▶ [A run of records]

>>>>>

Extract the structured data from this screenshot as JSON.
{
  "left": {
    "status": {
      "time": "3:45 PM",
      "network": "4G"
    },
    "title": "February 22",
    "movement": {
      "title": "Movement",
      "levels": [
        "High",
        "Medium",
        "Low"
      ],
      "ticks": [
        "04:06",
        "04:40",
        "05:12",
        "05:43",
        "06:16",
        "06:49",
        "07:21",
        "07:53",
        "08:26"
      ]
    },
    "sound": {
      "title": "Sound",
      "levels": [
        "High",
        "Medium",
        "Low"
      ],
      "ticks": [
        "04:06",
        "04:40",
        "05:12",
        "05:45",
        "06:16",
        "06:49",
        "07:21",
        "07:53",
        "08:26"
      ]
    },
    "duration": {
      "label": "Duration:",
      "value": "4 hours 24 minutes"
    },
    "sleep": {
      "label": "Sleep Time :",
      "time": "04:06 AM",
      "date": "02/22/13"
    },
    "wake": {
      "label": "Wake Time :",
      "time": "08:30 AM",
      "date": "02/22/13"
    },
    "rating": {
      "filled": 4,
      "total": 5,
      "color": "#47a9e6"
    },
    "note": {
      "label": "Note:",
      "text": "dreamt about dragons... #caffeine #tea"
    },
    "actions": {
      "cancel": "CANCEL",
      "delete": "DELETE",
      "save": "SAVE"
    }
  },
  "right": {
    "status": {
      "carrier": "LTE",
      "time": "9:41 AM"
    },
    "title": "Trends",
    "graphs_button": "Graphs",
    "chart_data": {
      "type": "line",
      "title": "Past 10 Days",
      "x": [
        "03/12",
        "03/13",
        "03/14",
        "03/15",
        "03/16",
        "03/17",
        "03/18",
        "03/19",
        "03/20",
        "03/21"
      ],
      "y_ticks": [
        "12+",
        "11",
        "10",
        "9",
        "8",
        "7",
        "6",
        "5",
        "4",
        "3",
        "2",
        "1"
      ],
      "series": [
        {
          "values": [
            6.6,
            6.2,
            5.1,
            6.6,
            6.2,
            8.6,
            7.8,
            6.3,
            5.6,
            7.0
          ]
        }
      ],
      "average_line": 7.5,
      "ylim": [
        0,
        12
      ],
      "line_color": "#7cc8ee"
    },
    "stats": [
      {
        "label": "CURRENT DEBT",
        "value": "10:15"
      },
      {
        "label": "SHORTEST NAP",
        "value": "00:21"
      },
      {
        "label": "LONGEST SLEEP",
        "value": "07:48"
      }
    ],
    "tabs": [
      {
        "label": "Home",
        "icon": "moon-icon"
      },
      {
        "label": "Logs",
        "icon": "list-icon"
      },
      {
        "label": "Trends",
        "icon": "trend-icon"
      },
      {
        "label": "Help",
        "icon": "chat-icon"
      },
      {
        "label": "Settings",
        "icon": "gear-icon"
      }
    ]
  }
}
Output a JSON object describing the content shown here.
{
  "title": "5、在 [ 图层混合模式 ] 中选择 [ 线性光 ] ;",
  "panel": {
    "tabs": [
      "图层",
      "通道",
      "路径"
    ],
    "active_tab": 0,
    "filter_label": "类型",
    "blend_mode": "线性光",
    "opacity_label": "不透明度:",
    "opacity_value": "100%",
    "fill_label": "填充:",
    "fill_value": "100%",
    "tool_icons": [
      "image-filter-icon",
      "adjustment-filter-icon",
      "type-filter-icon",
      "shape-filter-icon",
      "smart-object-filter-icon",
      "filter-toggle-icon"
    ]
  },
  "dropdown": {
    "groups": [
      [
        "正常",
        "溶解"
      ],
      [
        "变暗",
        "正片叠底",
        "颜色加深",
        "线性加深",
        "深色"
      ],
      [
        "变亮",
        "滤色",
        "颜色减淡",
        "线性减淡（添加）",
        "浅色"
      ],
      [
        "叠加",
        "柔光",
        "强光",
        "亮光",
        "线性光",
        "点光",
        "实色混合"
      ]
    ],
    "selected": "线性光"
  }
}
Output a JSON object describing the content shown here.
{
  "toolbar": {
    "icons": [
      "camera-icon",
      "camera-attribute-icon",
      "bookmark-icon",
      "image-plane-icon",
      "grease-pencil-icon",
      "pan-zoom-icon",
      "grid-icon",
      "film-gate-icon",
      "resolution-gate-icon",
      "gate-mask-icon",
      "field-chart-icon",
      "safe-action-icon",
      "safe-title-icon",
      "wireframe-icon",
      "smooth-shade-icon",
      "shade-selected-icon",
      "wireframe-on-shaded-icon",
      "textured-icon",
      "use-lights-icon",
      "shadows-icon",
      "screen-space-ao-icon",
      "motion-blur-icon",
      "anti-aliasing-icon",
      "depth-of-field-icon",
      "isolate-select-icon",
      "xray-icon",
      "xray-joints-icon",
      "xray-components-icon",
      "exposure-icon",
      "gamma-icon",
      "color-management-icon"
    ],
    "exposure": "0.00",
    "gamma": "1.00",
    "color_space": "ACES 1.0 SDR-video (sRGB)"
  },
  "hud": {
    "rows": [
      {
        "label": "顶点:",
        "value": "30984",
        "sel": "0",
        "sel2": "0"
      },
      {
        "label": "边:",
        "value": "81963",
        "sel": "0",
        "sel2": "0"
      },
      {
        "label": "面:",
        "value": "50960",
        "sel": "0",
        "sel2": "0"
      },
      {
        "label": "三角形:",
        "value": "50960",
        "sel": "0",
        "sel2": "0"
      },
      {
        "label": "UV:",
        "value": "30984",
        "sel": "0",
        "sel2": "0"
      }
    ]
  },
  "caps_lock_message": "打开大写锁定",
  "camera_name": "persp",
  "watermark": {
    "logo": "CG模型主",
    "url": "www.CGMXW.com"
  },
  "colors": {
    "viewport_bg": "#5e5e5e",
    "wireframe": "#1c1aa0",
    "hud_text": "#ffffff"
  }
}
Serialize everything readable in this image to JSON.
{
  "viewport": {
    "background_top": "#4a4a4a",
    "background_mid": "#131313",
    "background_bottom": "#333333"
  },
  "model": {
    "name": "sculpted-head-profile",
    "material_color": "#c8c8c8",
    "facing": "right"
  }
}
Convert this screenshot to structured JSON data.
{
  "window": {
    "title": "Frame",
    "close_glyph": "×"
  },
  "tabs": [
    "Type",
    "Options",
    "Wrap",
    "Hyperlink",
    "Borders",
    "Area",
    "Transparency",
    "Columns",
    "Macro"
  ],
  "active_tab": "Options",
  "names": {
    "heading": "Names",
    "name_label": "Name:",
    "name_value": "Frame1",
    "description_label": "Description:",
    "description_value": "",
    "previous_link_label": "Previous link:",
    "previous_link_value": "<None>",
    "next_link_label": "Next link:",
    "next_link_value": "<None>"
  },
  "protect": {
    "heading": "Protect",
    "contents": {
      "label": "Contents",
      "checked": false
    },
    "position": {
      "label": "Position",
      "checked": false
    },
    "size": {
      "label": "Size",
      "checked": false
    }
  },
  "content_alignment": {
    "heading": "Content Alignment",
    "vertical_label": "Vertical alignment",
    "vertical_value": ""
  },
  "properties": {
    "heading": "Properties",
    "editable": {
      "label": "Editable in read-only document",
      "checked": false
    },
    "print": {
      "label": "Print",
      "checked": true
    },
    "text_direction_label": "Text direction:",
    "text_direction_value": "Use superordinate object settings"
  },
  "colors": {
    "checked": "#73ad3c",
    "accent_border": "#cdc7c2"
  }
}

<<<<<

Repeat the material in full, exactly as it stands.

▶ [Written response]
Extract the structured data from this screenshot as JSON.
{
  "left": {
    "status": {
      "time": "3:45 PM",
      "network": "4G"
    },
    "title": "February 22",
    "movement": {
      "title": "Movement",
      "levels": [
        "High",
        "Medium",
        "Low"
      ],
      "ticks": [
        "04:06",
        "04:40",
        "05:12",
        "05:43",
        "06:16",
        "06:49",
        "07:21",
        "07:53",
        "08:26"
      ]
    },
    "sound": {
      "title": "Sound",
      "levels": [
        "High",
        "Medium",
        "Low"
      ],
      "ticks": [
        "04:06",
        "04:40",
        "05:12",
        "05:45",
        "06:16",
        "06:49",
        "07:21",
        "07:53",
        "08:26"
      ]
    },
    "duration": {
      "label": "Duration:",
      "value": "4 hours 24 minutes"
    },
    "sleep": {
      "label": "Sleep Time :",
      "time": "04:06 AM",
      "date": "02/22/13"
    },
    "wake": {
      "label": "Wake Time :",
      "time": "08:30 AM",
      "date": "02/22/13"
    },
    "rating": {
      "filled": 4,
      "total": 5,
      "color": "#47a9e6"
    },
    "note": {
      "label": "Note:",
      "text": "dreamt about dragons... #caffeine #tea"
    },
    "actions": {
      "cancel": "CANCEL",
      "delete": "DELETE",
      "save": "SAVE"
    }
  },
  "right": {
    "status": {
      "carrier": "LTE",
      "time": "9:41 AM"
    },
    "title": "Trends",
    "graphs_button": "Graphs",
    "chart_data": {
      "type": "line",
      "title": "Past 10 Days",
      "x": [
        "03/12",
        "03/13",
        "03/14",
        "03/15",
        "03/16",
        "03/17",
        "03/18",
        "03/19",
        "03/20",
        "03/21"
      ],
      "y_ticks": [
        "12+",
        "11",
        "10",
        "9",
        "8",
        "7",
        "6",
        "5",
        "4",
        "3",
        "2",
        "1"
      ],
      "series": [
        {
          "values": [
            6.6,
            6.2,
            5.1,
            6.6,
            6.2,
            8.6,
            7.8,
            6.3,
            5.6,
            7.0
          ]
        }
      ],
      "average_line": 7.5,
      "ylim": [
        0,
        12
      ],
      "line_color": "#7cc8ee"
    },
    "stats": [
      {
        "label": "CURRENT DEBT",
        "value": "10:15"
      },
      {
        "label": "SHORTEST NAP",
        "value": "00:21"
      },
      {
        "label": "LONGEST SLEEP",
        "value": "07:48"
      }
    ],
    "tabs": [
      {
        "label": "Home",
        "icon": "moon-icon"
      },
      {
        "label": "Logs",
        "icon": "list-icon"
      },
      {
        "label": "Trends",
        "icon": "trend-icon"
      },
      {
        "label": "Help",
        "icon": "chat-icon"
      },
      {
        "label": "Settings",
        "icon": "gear-icon"
      }
    ]
  }
}
Output a JSON object describing the content shown here.
{
  "title": "5、在 [ 图层混合模式 ] 中选择 [ 线性光 ] ;",
  "panel": {
    "tabs": [
      "图层",
      "通道",
      "路径"
    ],
    "active_tab": 0,
    "filter_label": "类型",
    "blend_mode": "线性光",
    "opacity_label": "不透明度:",
    "opacity_value": "100%",
    "fill_label": "填充:",
    "fill_value": "100%",
    "tool_icons": [
      "image-filter-icon",
      "adjustment-filter-icon",
      "type-filter-icon",
      "shape-filter-icon",
      "smart-object-filter-icon",
      "filter-toggle-icon"
    ]
  },
  "dropdown": {
    "groups": [
      [
        "正常",
        "溶解"
      ],
      [
        "变暗",
        "正片叠底",
        "颜色加深",
        "线性加深",
        "深色"
      ],
      [
        "变亮",
        "滤色",
        "颜色减淡",
        "线性减淡（添加）",
        "浅色"
      ],
      [
        "叠加",
        "柔光",
        "强光",
        "亮光",
        "线性光",
        "点光",
        "实色混合"
      ]
    ],
    "selected": "线性光"
  }
}
Output a JSON object describing the content shown here.
{
  "toolbar": {
    "icons": [
      "camera-icon",
      "camera-attribute-icon",
      "bookmark-icon",
      "image-plane-icon",
      "grease-pencil-icon",
      "pan-zoom-icon",
      "grid-icon",
      "film-gate-icon",
      "resolution-gate-icon",
      "gate-mask-icon",
      "field-chart-icon",
      "safe-action-icon",
      "safe-title-icon",
      "wireframe-icon",
      "smooth-shade-icon",
      "shade-selected-icon",
      "wireframe-on-shaded-icon",
      "textured-icon",
      "use-lights-icon",
      "shadows-icon",
      "screen-space-ao-icon",
      "motion-blur-icon",
      "anti-aliasing-icon",
      "depth-of-field-icon",
      "isolate-select-icon",
      "xray-icon",
      "xray-joints-icon",
      "xray-components-icon",
      "exposure-icon",
      "gamma-icon",
      "color-management-icon"
    ],
    "exposure": "0.00",
    "gamma": "1.00",
    "color_space": "ACES 1.0 SDR-video (sRGB)"
  },
  "hud": {
    "rows": [
      {
        "label": "顶点:",
        "value": "30984",
        "sel": "0",
        "sel2": "0"
      },
      {
        "label": "边:",
        "value": "81963",
        "sel": "0",
        "sel2": "0"
      },
      {
        "label": "面:",
        "value": "50960",
        "sel": "0",
        "sel2": "0"
      },
      {
        "label": "三角形:",
        "value": "50960",
        "sel": "0",
        "sel2": "0"
      },
      {
        "label": "UV:",
        "value": "30984",
        "sel": "0",
        "sel2": "0"
      }
    ]
  },
  "caps_lock_message": "打开大写锁定",
  "camera_name": "persp",
  "watermark": {
    "logo": "CG模型主",
    "url": "www.CGMXW.com"
  },
  "colors": {
    "viewport_bg": "#5e5e5e",
    "wireframe": "#1c1aa0",
    "hud_text": "#ffffff"
  }
}
Serialize everything readable in this image to JSON.
{
  "viewport": {
    "background_top": "#4a4a4a",
    "background_mid": "#131313",
    "background_bottom": "#333333"
  },
  "model": {
    "name": "sculpted-head-profile",
    "material_color": "#c8c8c8",
    "facing": "right"
  }
}
Convert this screenshot to structured JSON data.
{
  "window": {
    "title": "Frame",
    "close_glyph": "×"
  },
  "tabs": [
    "Type",
    "Options",
    "Wrap",
    "Hyperlink",
    "Borders",
    "Area",
    "Transparency",
    "Columns",
    "Macro"
  ],
  "active_tab": "Options",
  "names": {
    "heading": "Names",
    "name_label": "Name:",
    "name_value": "Frame1",
    "description_label": "Description:",
    "description_value": "",
    "previous_link_label": "Previous link:",
    "previous_link_value": "<None>",
    "next_link_label": "Next link:",
    "next_link_value": "<None>"
  },
  "protect": {
    "heading": "Protect",
    "contents": {
      "label": "Contents",
      "checked": false
    },
    "position": {
      "label": "Position",
      "checked": false
    },
    "size": {
      "label": "Size",
      "checked": false
    }
  },
  "content_alignment": {
    "heading": "Content Alignment",
    "vertical_label": "Vertical alignment",
    "vertical_value": ""
  },
  "properties": {
    "heading": "Properties",
    "editable": {
      "label": "Editable in read-only document",
      "checked": false
    },
    "print": {
      "label": "Print",
      "checked": true
    },
    "text_direction_label": "Text direction:",
    "text_direction_value": "Use superordinate object settings"
  },
  "colors": {
    "checked": "#73ad3c",
    "accent_border": "#cdc7c2"
  }
}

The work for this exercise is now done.